++++ DATA EXCERPTS

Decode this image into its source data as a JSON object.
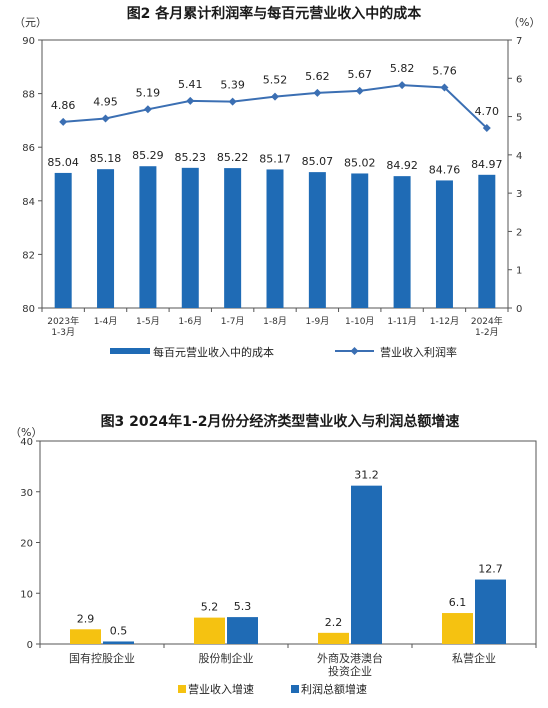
{
  "chart_data": [
    {
      "type": "bar",
      "title": "图2  各月累计利润率与每百元营业收入中的成本",
      "left_unit": "（元）",
      "right_unit": "（%）",
      "categories": [
        [
          "2023年",
          "1-3月"
        ],
        [
          "1-4月"
        ],
        [
          "1-5月"
        ],
        [
          "1-6月"
        ],
        [
          "1-7月"
        ],
        [
          "1-8月"
        ],
        [
          "1-9月"
        ],
        [
          "1-10月"
        ],
        [
          "1-11月"
        ],
        [
          "1-12月"
        ],
        [
          "2024年",
          "1-2月"
        ]
      ],
      "ylim_left": [
        80,
        90
      ],
      "yticks_left": [
        80,
        82,
        84,
        86,
        88,
        90
      ],
      "ylim_right": [
        0,
        7
      ],
      "yticks_right": [
        0,
        1,
        2,
        3,
        4,
        5,
        6,
        7
      ],
      "series": [
        {
          "name": "每百元营业收入中的成本",
          "type": "bar",
          "axis": "left",
          "color": "#1f6bb5",
          "values": [
            85.04,
            85.18,
            85.29,
            85.23,
            85.22,
            85.17,
            85.07,
            85.02,
            84.92,
            84.76,
            84.97
          ],
          "labels": [
            "85.04",
            "85.18",
            "85.29",
            "85.23",
            "85.22",
            "85.17",
            "85.07",
            "85.02",
            "84.92",
            "84.76",
            "84.97"
          ]
        },
        {
          "name": "营业收入利润率",
          "type": "line",
          "axis": "right",
          "color": "#3b6fb3",
          "values": [
            4.86,
            4.95,
            5.19,
            5.41,
            5.39,
            5.52,
            5.62,
            5.67,
            5.82,
            5.76,
            4.7
          ],
          "labels": [
            "4.86",
            "4.95",
            "5.19",
            "5.41",
            "5.39",
            "5.52",
            "5.62",
            "5.67",
            "5.82",
            "5.76",
            "4.70"
          ]
        }
      ],
      "legend_position": "bottom",
      "grid": false
    },
    {
      "type": "bar",
      "title": "图3  2024年1-2月份分经济类型营业收入与利润总额增速",
      "unit": "（%）",
      "categories": [
        [
          "国有控股企业"
        ],
        [
          "股份制企业"
        ],
        [
          "外商及港澳台",
          "投资企业"
        ],
        [
          "私营企业"
        ]
      ],
      "ylim": [
        0,
        40
      ],
      "yticks": [
        0,
        10,
        20,
        30,
        40
      ],
      "series": [
        {
          "name": "营业收入增速",
          "color": "#f5c211",
          "values": [
            2.9,
            5.2,
            2.2,
            6.1
          ],
          "labels": [
            "2.9",
            "5.2",
            "2.2",
            "6.1"
          ]
        },
        {
          "name": "利润总额增速",
          "color": "#1f6bb5",
          "values": [
            0.5,
            5.3,
            31.2,
            12.7
          ],
          "labels": [
            "0.5",
            "5.3",
            "31.2",
            "12.7"
          ]
        }
      ],
      "legend_position": "bottom",
      "grid": false
    }
  ]
}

++++++++

Reproduce the whole listing word for word, setting aside any pictures.

Decode this image into its source data as a JSON object.
{
  "chart_data": [
    {
      "type": "bar",
      "title": "图2  各月累计利润率与每百元营业收入中的成本",
      "left_unit": "（元）",
      "right_unit": "（%）",
      "categories": [
        [
          "2023年",
          "1-3月"
        ],
        [
          "1-4月"
        ],
        [
          "1-5月"
        ],
        [
          "1-6月"
        ],
        [
          "1-7月"
        ],
        [
          "1-8月"
        ],
        [
          "1-9月"
        ],
        [
          "1-10月"
        ],
        [
          "1-11月"
        ],
        [
          "1-12月"
        ],
        [
          "2024年",
          "1-2月"
        ]
      ],
      "ylim_left": [
        80,
        90
      ],
      "yticks_left": [
        80,
        82,
        84,
        86,
        88,
        90
      ],
      "ylim_right": [
        0,
        7
      ],
      "yticks_right": [
        0,
        1,
        2,
        3,
        4,
        5,
        6,
        7
      ],
      "series": [
        {
          "name": "每百元营业收入中的成本",
          "type": "bar",
          "axis": "left",
          "color": "#1f6bb5",
          "values": [
            85.04,
            85.18,
            85.29,
            85.23,
            85.22,
            85.17,
            85.07,
            85.02,
            84.92,
            84.76,
            84.97
          ],
          "labels": [
            "85.04",
            "85.18",
            "85.29",
            "85.23",
            "85.22",
            "85.17",
            "85.07",
            "85.02",
            "84.92",
            "84.76",
            "84.97"
          ]
        },
        {
          "name": "营业收入利润率",
          "type": "line",
          "axis": "right",
          "color": "#3b6fb3",
          "values": [
            4.86,
            4.95,
            5.19,
            5.41,
            5.39,
            5.52,
            5.62,
            5.67,
            5.82,
            5.76,
            4.7
          ],
          "labels": [
            "4.86",
            "4.95",
            "5.19",
            "5.41",
            "5.39",
            "5.52",
            "5.62",
            "5.67",
            "5.82",
            "5.76",
            "4.70"
          ]
        }
      ],
      "legend_position": "bottom",
      "grid": false
    },
    {
      "type": "bar",
      "title": "图3  2024年1-2月份分经济类型营业收入与利润总额增速",
      "unit": "（%）",
      "categories": [
        [
          "国有控股企业"
        ],
        [
          "股份制企业"
        ],
        [
          "外商及港澳台",
          "投资企业"
        ],
        [
          "私营企业"
        ]
      ],
      "ylim": [
        0,
        40
      ],
      "yticks": [
        0,
        10,
        20,
        30,
        40
      ],
      "series": [
        {
          "name": "营业收入增速",
          "color": "#f5c211",
          "values": [
            2.9,
            5.2,
            2.2,
            6.1
          ],
          "labels": [
            "2.9",
            "5.2",
            "2.2",
            "6.1"
          ]
        },
        {
          "name": "利润总额增速",
          "color": "#1f6bb5",
          "values": [
            0.5,
            5.3,
            31.2,
            12.7
          ],
          "labels": [
            "0.5",
            "5.3",
            "31.2",
            "12.7"
          ]
        }
      ],
      "legend_position": "bottom",
      "grid": false
    }
  ]
}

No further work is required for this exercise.